RECORDS TO USE:

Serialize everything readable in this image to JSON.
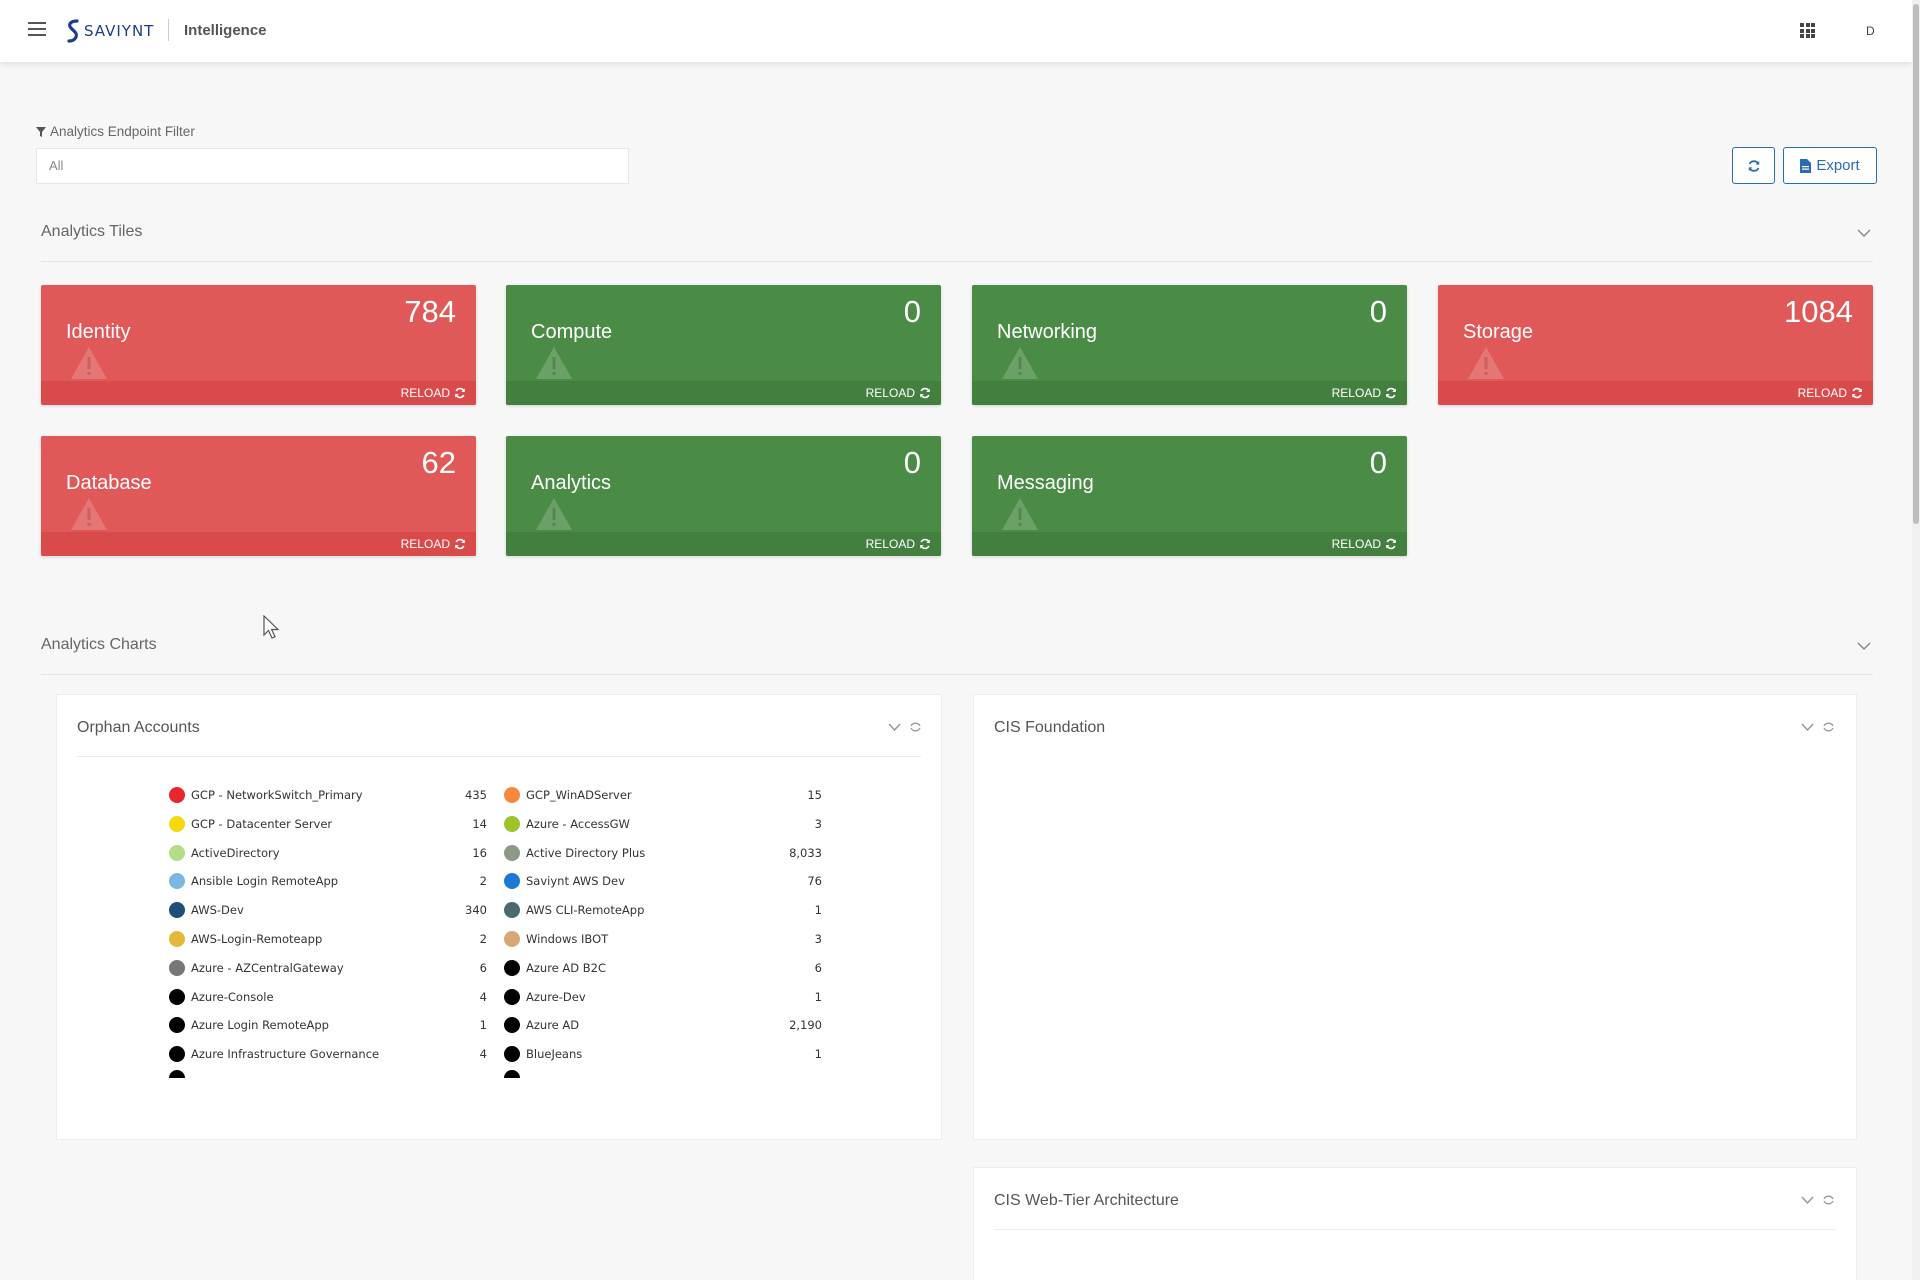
{
  "header": {
    "logo_text": "SAVIYNT",
    "app_title": "Intelligence",
    "user_initial": "D"
  },
  "filter": {
    "label": "Analytics Endpoint Filter",
    "value": "All"
  },
  "toolbar": {
    "export_label": "Export"
  },
  "tiles_section": {
    "title": "Analytics Tiles",
    "tiles": [
      {
        "name": "Identity",
        "count": "784",
        "status": "red",
        "reload_label": "RELOAD"
      },
      {
        "name": "Compute",
        "count": "0",
        "status": "green",
        "reload_label": "RELOAD"
      },
      {
        "name": "Networking",
        "count": "0",
        "status": "green",
        "reload_label": "RELOAD"
      },
      {
        "name": "Storage",
        "count": "1084",
        "status": "red",
        "reload_label": "RELOAD"
      },
      {
        "name": "Database",
        "count": "62",
        "status": "red",
        "reload_label": "RELOAD"
      },
      {
        "name": "Analytics",
        "count": "0",
        "status": "green",
        "reload_label": "RELOAD"
      },
      {
        "name": "Messaging",
        "count": "0",
        "status": "green",
        "reload_label": "RELOAD"
      }
    ]
  },
  "charts_section": {
    "title": "Analytics Charts",
    "cards": [
      {
        "title": "Orphan Accounts",
        "legend_left": [
          {
            "name": "GCP - NetworkSwitch_Primary",
            "value": "435",
            "color": "#e8262b"
          },
          {
            "name": "GCP - Datacenter Server",
            "value": "14",
            "color": "#f5d80f"
          },
          {
            "name": "ActiveDirectory",
            "value": "16",
            "color": "#b5dc86"
          },
          {
            "name": "Ansible Login RemoteApp",
            "value": "2",
            "color": "#7ab8e3"
          },
          {
            "name": "AWS-Dev",
            "value": "340",
            "color": "#1f4e7a"
          },
          {
            "name": "AWS-Login-Remoteapp",
            "value": "2",
            "color": "#e3b93a"
          },
          {
            "name": "Azure - AZCentralGateway",
            "value": "6",
            "color": "#777777"
          },
          {
            "name": "Azure-Console",
            "value": "4",
            "color": "#000000"
          },
          {
            "name": "Azure Login RemoteApp",
            "value": "1",
            "color": "#000000"
          },
          {
            "name": "Azure Infrastructure Governance",
            "value": "4",
            "color": "#000000"
          }
        ],
        "legend_right": [
          {
            "name": "GCP_WinADServer",
            "value": "15",
            "color": "#f58a3a"
          },
          {
            "name": "Azure - AccessGW",
            "value": "3",
            "color": "#9cc22c"
          },
          {
            "name": "Active Directory Plus",
            "value": "8,033",
            "color": "#8c9a84"
          },
          {
            "name": "Saviynt AWS Dev",
            "value": "76",
            "color": "#1d7ad4"
          },
          {
            "name": "AWS CLI-RemoteApp",
            "value": "1",
            "color": "#4a6a70"
          },
          {
            "name": "Windows IBOT",
            "value": "3",
            "color": "#d7a874"
          },
          {
            "name": "Azure AD B2C",
            "value": "6",
            "color": "#000000"
          },
          {
            "name": "Azure-Dev",
            "value": "1",
            "color": "#000000"
          },
          {
            "name": "Azure AD",
            "value": "2,190",
            "color": "#000000"
          },
          {
            "name": "BlueJeans",
            "value": "1",
            "color": "#000000"
          }
        ]
      },
      {
        "title": "CIS Foundation"
      },
      {
        "title": "CIS Web-Tier Architecture"
      }
    ]
  }
}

TO BE DONE: Identify each line in the entries with the word "Analytics" and copy it.

RESPONSE BELOW:
    "label": "Analytics Endpoint Filter",
    "title": "Analytics Tiles",
        "name": "Analytics",
    "title": "Analytics Charts",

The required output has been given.